---- Raw records

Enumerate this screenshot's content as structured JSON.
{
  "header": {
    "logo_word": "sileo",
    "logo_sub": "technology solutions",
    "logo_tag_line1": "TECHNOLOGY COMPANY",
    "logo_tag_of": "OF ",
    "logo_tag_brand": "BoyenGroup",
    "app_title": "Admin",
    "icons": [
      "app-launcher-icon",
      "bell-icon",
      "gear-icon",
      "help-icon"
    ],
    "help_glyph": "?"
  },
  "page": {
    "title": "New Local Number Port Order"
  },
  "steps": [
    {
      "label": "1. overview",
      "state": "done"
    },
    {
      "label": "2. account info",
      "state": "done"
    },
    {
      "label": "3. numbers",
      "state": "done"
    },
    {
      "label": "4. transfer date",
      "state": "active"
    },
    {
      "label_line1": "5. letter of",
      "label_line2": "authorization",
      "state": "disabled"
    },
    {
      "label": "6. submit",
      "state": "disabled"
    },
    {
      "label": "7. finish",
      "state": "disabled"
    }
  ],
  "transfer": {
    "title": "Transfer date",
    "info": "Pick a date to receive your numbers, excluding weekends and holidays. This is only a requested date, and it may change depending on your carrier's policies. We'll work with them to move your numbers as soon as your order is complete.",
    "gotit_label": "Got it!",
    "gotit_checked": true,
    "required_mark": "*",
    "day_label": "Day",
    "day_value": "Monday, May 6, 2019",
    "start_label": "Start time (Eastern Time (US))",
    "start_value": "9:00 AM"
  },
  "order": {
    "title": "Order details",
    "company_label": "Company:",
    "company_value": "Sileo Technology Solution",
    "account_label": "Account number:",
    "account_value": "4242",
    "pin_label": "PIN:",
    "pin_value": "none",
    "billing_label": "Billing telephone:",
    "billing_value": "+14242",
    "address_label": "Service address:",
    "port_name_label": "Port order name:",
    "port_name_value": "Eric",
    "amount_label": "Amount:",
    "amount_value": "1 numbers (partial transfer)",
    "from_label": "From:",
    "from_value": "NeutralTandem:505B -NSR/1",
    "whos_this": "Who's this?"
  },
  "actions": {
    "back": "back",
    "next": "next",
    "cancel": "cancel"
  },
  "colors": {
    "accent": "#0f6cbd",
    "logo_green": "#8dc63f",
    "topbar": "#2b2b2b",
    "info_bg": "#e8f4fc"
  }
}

--------

**Exercise prompt**. Output all of the data again. Match it exactly.

**Reply to the exercise**.
Enumerate this screenshot's content as structured JSON.
{
  "header": {
    "logo_word": "sileo",
    "logo_sub": "technology solutions",
    "logo_tag_line1": "TECHNOLOGY COMPANY",
    "logo_tag_of": "OF ",
    "logo_tag_brand": "BoyenGroup",
    "app_title": "Admin",
    "icons": [
      "app-launcher-icon",
      "bell-icon",
      "gear-icon",
      "help-icon"
    ],
    "help_glyph": "?"
  },
  "page": {
    "title": "New Local Number Port Order"
  },
  "steps": [
    {
      "label": "1. overview",
      "state": "done"
    },
    {
      "label": "2. account info",
      "state": "done"
    },
    {
      "label": "3. numbers",
      "state": "done"
    },
    {
      "label": "4. transfer date",
      "state": "active"
    },
    {
      "label_line1": "5. letter of",
      "label_line2": "authorization",
      "state": "disabled"
    },
    {
      "label": "6. submit",
      "state": "disabled"
    },
    {
      "label": "7. finish",
      "state": "disabled"
    }
  ],
  "transfer": {
    "title": "Transfer date",
    "info": "Pick a date to receive your numbers, excluding weekends and holidays. This is only a requested date, and it may change depending on your carrier's policies. We'll work with them to move your numbers as soon as your order is complete.",
    "gotit_label": "Got it!",
    "gotit_checked": true,
    "required_mark": "*",
    "day_label": "Day",
    "day_value": "Monday, May 6, 2019",
    "start_label": "Start time (Eastern Time (US))",
    "start_value": "9:00 AM"
  },
  "order": {
    "title": "Order details",
    "company_label": "Company:",
    "company_value": "Sileo Technology Solution",
    "account_label": "Account number:",
    "account_value": "4242",
    "pin_label": "PIN:",
    "pin_value": "none",
    "billing_label": "Billing telephone:",
    "billing_value": "+14242",
    "address_label": "Service address:",
    "port_name_label": "Port order name:",
    "port_name_value": "Eric",
    "amount_label": "Amount:",
    "amount_value": "1 numbers (partial transfer)",
    "from_label": "From:",
    "from_value": "NeutralTandem:505B -NSR/1",
    "whos_this": "Who's this?"
  },
  "actions": {
    "back": "back",
    "next": "next",
    "cancel": "cancel"
  },
  "colors": {
    "accent": "#0f6cbd",
    "logo_green": "#8dc63f",
    "topbar": "#2b2b2b",
    "info_bg": "#e8f4fc"
  }
}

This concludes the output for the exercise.